• Task to carry out:
With pictures omitted, copy exactly the lines from the one containing "Enumerate this chart's" through the end of the records below.
>> start Entries supplied
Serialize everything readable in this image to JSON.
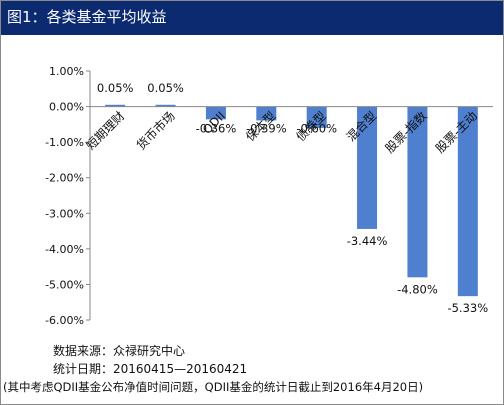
{
  "title": "图1：各类基金平均收益",
  "chart_data": {
    "type": "bar",
    "categories": [
      "短期理财",
      "货币市场",
      "QDII",
      "保本型",
      "债券型",
      "混合型",
      "股票-指数",
      "股票-主动"
    ],
    "values": [
      0.05,
      0.05,
      -0.36,
      -0.39,
      -0.6,
      -3.44,
      -4.8,
      -5.33
    ],
    "value_labels": [
      "0.05%",
      "0.05%",
      "-0.36%",
      "-0.39%",
      "-0.60%",
      "-3.44%",
      "-4.80%",
      "-5.33%"
    ],
    "yticks": [
      1,
      0,
      -1,
      -2,
      -3,
      -4,
      -5,
      -6
    ],
    "ytick_labels": [
      "1.00%",
      "0.00%",
      "-1.00%",
      "-2.00%",
      "-3.00%",
      "-4.00%",
      "-5.00%",
      "-6.00%"
    ],
    "ylim": [
      -6,
      1
    ],
    "bar_color": "#4f7fcf",
    "gridlines": false,
    "legend": "none"
  },
  "notes": {
    "source": "数据来源：众禄研究中心",
    "period": "统计日期：20160415—20160421",
    "footnote": "(其中考虑QDII基金公布净值时间问题，QDII基金的统计日截止到2016年4月20日)"
  }
}
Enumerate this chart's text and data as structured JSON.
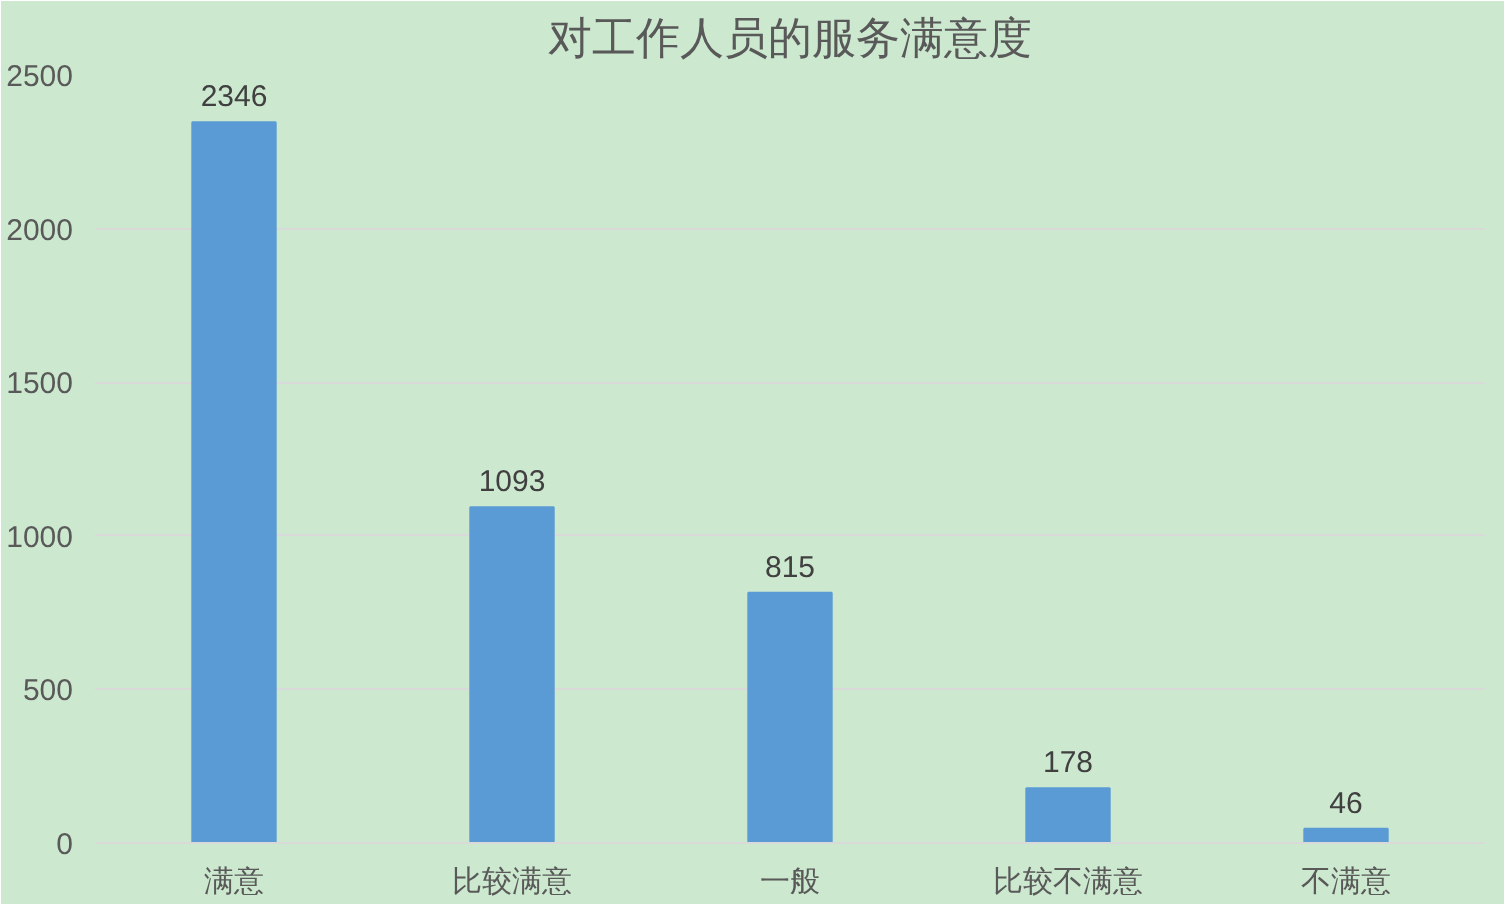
{
  "chart_data": {
    "type": "bar",
    "title": "对工作人员的服务满意度",
    "categories": [
      "满意",
      "比较满意",
      "一般",
      "比较不满意",
      "不满意"
    ],
    "values": [
      2346,
      1093,
      815,
      178,
      46
    ],
    "color": "#5b9bd5",
    "ylim": [
      0,
      2500
    ],
    "yticks": [
      0,
      500,
      1000,
      1500,
      2000,
      2500
    ],
    "grid": "y",
    "data_labels": true
  }
}
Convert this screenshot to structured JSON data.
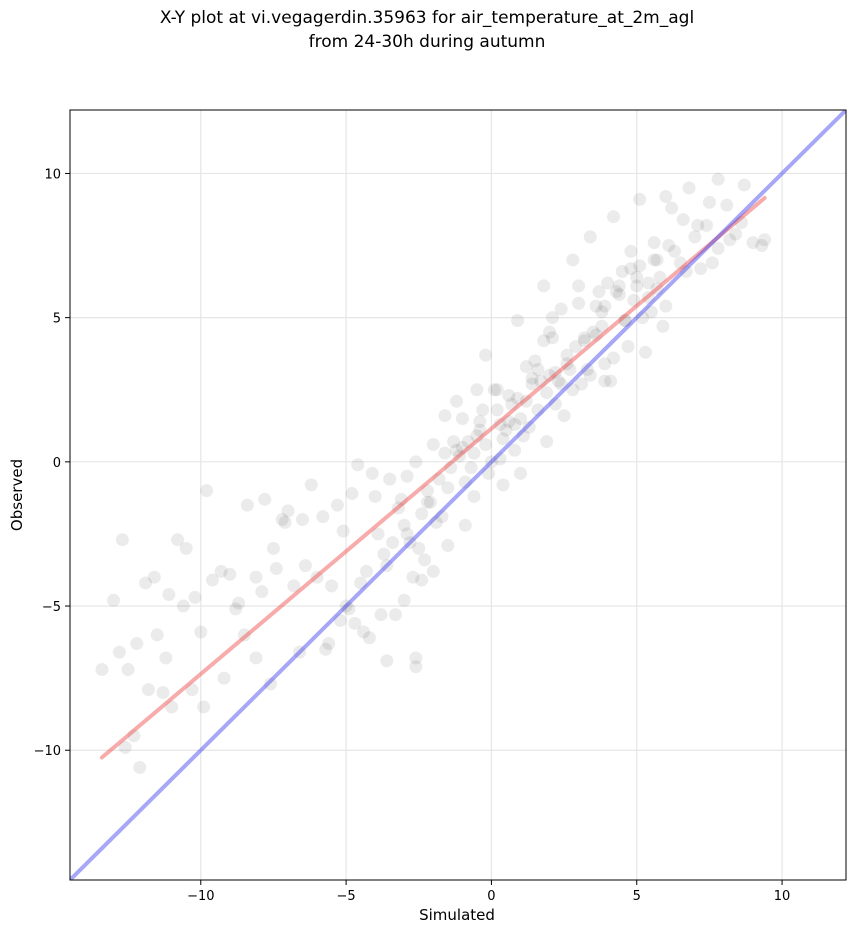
>> end Entries supplied
• Result for this exercise:
Enumerate this chart's text and data as structured JSON.
{
  "chart_data": {
    "type": "bar",
    "title": "对工作人员的服务满意度",
    "categories": [
      "满意",
      "比较满意",
      "一般",
      "比较不满意",
      "不满意"
    ],
    "values": [
      2346,
      1093,
      815,
      178,
      46
    ],
    "color": "#5b9bd5",
    "ylim": [
      0,
      2500
    ],
    "yticks": [
      0,
      500,
      1000,
      1500,
      2000,
      2500
    ],
    "grid": "y",
    "data_labels": true
  }
}
Convert this screenshot to structured JSON data.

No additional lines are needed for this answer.